> DATASET CONTENT:
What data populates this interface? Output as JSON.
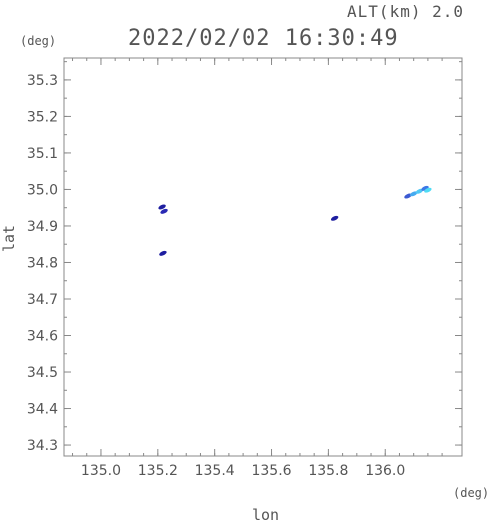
{
  "header": {
    "altitude_label": "ALT(km) 2.0",
    "datetime": "2022/02/02 16:30:49"
  },
  "chart_data": {
    "type": "heatmap",
    "xlabel": "lon",
    "ylabel": "lat",
    "x_unit": "(deg)",
    "y_unit": "(deg)",
    "xlim": [
      134.87,
      136.27
    ],
    "ylim": [
      34.27,
      35.36
    ],
    "x_ticks": [
      "135.0",
      "135.2",
      "135.4",
      "135.6",
      "135.8",
      "136.0"
    ],
    "x_tick_values": [
      135.0,
      135.2,
      135.4,
      135.6,
      135.8,
      136.0
    ],
    "y_ticks": [
      "34.3",
      "34.4",
      "34.5",
      "34.6",
      "34.7",
      "34.8",
      "34.9",
      "35.0",
      "35.1",
      "35.2",
      "35.3"
    ],
    "y_tick_values": [
      34.3,
      34.4,
      34.5,
      34.6,
      34.7,
      34.8,
      34.9,
      35.0,
      35.1,
      35.2,
      35.3
    ],
    "grid": false,
    "echoes": [
      {
        "lon": 135.215,
        "lat": 34.952,
        "color": "#1e1ea0"
      },
      {
        "lon": 135.222,
        "lat": 34.94,
        "color": "#2a2ab4"
      },
      {
        "lon": 135.218,
        "lat": 34.825,
        "color": "#1e1ea0"
      },
      {
        "lon": 135.822,
        "lat": 34.921,
        "color": "#1e1ea0"
      },
      {
        "lon": 136.08,
        "lat": 34.982,
        "color": "#3c5ad2"
      },
      {
        "lon": 136.1,
        "lat": 34.988,
        "color": "#46aaf0"
      },
      {
        "lon": 136.12,
        "lat": 34.995,
        "color": "#50c8f5"
      },
      {
        "lon": 136.14,
        "lat": 35.003,
        "color": "#3c78e6"
      },
      {
        "lon": 136.15,
        "lat": 34.998,
        "color": "#50dcf5"
      }
    ]
  }
}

> DESCRIPTION OF THE TASK: Give every line above again exactly, with no pictures.

> FINAL RESULT:
What data populates this interface? Output as JSON.
{
  "header": {
    "altitude_label": "ALT(km) 2.0",
    "datetime": "2022/02/02 16:30:49"
  },
  "chart_data": {
    "type": "heatmap",
    "xlabel": "lon",
    "ylabel": "lat",
    "x_unit": "(deg)",
    "y_unit": "(deg)",
    "xlim": [
      134.87,
      136.27
    ],
    "ylim": [
      34.27,
      35.36
    ],
    "x_ticks": [
      "135.0",
      "135.2",
      "135.4",
      "135.6",
      "135.8",
      "136.0"
    ],
    "x_tick_values": [
      135.0,
      135.2,
      135.4,
      135.6,
      135.8,
      136.0
    ],
    "y_ticks": [
      "34.3",
      "34.4",
      "34.5",
      "34.6",
      "34.7",
      "34.8",
      "34.9",
      "35.0",
      "35.1",
      "35.2",
      "35.3"
    ],
    "y_tick_values": [
      34.3,
      34.4,
      34.5,
      34.6,
      34.7,
      34.8,
      34.9,
      35.0,
      35.1,
      35.2,
      35.3
    ],
    "grid": false,
    "echoes": [
      {
        "lon": 135.215,
        "lat": 34.952,
        "color": "#1e1ea0"
      },
      {
        "lon": 135.222,
        "lat": 34.94,
        "color": "#2a2ab4"
      },
      {
        "lon": 135.218,
        "lat": 34.825,
        "color": "#1e1ea0"
      },
      {
        "lon": 135.822,
        "lat": 34.921,
        "color": "#1e1ea0"
      },
      {
        "lon": 136.08,
        "lat": 34.982,
        "color": "#3c5ad2"
      },
      {
        "lon": 136.1,
        "lat": 34.988,
        "color": "#46aaf0"
      },
      {
        "lon": 136.12,
        "lat": 34.995,
        "color": "#50c8f5"
      },
      {
        "lon": 136.14,
        "lat": 35.003,
        "color": "#3c78e6"
      },
      {
        "lon": 136.15,
        "lat": 34.998,
        "color": "#50dcf5"
      }
    ]
  }
}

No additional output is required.